State how many lines of the entries include the string "content", please, leaving out everything but the number.

- EXTRACTED INFORMATION -
>>>

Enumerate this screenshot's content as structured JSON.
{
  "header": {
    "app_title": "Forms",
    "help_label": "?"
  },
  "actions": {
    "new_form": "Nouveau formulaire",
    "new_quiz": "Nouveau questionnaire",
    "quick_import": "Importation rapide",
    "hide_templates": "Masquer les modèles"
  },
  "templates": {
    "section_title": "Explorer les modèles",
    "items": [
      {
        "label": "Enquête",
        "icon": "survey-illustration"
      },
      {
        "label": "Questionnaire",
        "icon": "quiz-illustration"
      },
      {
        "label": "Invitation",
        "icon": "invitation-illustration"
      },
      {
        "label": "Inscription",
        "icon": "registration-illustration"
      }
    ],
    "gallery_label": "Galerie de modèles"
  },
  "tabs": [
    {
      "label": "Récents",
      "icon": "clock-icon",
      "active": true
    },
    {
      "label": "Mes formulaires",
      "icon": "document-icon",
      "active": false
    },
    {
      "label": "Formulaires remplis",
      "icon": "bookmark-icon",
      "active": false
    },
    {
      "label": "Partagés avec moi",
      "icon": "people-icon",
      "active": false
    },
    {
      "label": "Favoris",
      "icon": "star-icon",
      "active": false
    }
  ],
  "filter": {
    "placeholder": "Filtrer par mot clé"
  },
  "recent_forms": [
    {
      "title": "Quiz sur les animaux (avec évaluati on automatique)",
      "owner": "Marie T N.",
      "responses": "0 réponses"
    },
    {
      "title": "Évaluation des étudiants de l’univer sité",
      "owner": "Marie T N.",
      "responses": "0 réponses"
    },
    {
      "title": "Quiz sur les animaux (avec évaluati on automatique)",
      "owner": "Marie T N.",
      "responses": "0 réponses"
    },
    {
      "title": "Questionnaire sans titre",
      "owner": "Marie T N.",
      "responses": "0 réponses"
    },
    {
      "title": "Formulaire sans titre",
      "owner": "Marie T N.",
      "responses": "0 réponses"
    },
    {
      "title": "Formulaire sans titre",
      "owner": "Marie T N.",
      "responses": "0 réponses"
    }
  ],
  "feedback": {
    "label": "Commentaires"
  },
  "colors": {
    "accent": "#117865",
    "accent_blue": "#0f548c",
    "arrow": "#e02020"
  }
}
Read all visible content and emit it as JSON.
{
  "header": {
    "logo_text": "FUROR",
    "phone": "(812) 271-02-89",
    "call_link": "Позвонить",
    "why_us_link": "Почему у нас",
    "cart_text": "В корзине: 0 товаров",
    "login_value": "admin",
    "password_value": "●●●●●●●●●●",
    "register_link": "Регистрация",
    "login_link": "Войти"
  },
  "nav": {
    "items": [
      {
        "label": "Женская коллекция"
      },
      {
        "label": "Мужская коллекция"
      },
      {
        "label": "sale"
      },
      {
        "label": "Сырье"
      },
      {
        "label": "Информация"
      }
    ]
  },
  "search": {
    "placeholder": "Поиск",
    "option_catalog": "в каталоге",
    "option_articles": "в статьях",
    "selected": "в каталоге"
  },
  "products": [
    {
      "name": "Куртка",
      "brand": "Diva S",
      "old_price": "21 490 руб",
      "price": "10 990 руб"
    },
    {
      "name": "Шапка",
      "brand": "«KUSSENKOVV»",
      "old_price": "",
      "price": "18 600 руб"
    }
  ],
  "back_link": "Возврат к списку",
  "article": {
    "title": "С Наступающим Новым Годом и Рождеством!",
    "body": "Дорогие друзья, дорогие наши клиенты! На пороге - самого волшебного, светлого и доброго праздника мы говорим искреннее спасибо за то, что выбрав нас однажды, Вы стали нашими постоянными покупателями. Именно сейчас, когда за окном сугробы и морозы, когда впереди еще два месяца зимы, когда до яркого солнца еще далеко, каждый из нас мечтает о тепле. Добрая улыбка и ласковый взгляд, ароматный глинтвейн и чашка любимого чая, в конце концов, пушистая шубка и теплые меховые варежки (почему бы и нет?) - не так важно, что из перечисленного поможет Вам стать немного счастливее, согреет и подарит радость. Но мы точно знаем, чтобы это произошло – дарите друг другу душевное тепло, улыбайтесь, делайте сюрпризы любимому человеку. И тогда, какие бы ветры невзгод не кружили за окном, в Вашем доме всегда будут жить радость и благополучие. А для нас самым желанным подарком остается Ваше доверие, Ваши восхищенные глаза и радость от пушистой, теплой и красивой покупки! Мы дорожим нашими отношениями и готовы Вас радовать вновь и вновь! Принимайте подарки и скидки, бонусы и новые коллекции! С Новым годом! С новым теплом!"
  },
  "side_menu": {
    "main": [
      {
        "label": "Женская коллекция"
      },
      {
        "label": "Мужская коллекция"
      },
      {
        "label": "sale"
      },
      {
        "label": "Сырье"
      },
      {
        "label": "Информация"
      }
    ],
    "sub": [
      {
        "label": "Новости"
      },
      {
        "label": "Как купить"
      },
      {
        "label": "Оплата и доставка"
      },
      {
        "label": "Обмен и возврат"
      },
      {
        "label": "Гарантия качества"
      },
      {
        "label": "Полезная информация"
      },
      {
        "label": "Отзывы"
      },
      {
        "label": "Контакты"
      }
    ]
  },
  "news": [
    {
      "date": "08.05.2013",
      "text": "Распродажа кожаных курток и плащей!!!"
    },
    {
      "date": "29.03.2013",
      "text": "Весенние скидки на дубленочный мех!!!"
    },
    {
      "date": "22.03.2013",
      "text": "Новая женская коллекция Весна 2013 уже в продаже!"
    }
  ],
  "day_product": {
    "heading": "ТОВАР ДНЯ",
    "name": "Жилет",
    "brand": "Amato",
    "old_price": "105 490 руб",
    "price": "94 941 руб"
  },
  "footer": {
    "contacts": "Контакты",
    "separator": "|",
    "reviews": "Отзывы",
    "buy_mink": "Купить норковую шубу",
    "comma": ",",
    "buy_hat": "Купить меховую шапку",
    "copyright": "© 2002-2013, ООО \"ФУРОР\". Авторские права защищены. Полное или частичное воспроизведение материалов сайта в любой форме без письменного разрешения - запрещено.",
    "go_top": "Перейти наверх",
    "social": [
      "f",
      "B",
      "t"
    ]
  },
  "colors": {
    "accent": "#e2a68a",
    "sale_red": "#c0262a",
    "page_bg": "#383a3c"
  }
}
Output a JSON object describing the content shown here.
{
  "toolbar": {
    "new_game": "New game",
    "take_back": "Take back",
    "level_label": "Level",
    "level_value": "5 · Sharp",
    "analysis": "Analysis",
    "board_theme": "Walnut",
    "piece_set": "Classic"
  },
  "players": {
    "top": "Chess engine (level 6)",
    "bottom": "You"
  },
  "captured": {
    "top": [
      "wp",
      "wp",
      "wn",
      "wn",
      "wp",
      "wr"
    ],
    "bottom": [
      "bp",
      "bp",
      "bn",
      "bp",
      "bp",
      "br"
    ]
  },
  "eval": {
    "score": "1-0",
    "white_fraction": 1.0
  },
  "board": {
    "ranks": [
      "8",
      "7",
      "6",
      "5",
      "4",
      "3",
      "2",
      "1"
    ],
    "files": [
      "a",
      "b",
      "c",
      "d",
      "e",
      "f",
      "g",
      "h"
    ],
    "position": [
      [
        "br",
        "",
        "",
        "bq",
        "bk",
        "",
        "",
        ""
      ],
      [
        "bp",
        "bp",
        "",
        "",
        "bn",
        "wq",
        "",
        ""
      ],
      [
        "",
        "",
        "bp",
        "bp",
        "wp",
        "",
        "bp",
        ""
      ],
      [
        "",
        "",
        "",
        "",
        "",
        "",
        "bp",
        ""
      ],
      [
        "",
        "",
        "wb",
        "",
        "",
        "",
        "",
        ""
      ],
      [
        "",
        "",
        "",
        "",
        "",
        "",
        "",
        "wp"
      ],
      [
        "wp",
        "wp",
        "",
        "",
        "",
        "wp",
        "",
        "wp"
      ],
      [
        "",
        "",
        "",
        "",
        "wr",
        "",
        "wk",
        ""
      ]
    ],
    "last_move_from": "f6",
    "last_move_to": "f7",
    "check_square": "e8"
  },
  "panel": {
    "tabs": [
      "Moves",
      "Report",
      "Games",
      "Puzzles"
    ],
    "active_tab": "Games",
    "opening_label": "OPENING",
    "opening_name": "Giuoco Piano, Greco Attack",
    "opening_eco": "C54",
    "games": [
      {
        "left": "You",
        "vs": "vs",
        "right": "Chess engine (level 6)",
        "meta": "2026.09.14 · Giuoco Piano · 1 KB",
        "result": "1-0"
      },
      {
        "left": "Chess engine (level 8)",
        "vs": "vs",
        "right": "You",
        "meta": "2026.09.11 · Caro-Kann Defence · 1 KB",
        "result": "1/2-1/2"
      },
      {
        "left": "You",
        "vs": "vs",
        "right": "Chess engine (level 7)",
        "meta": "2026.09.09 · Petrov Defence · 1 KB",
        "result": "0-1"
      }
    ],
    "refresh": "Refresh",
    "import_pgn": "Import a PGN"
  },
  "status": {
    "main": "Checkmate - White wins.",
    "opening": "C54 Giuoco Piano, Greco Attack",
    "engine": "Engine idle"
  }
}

<<<

- RIGHT ANSWER -
3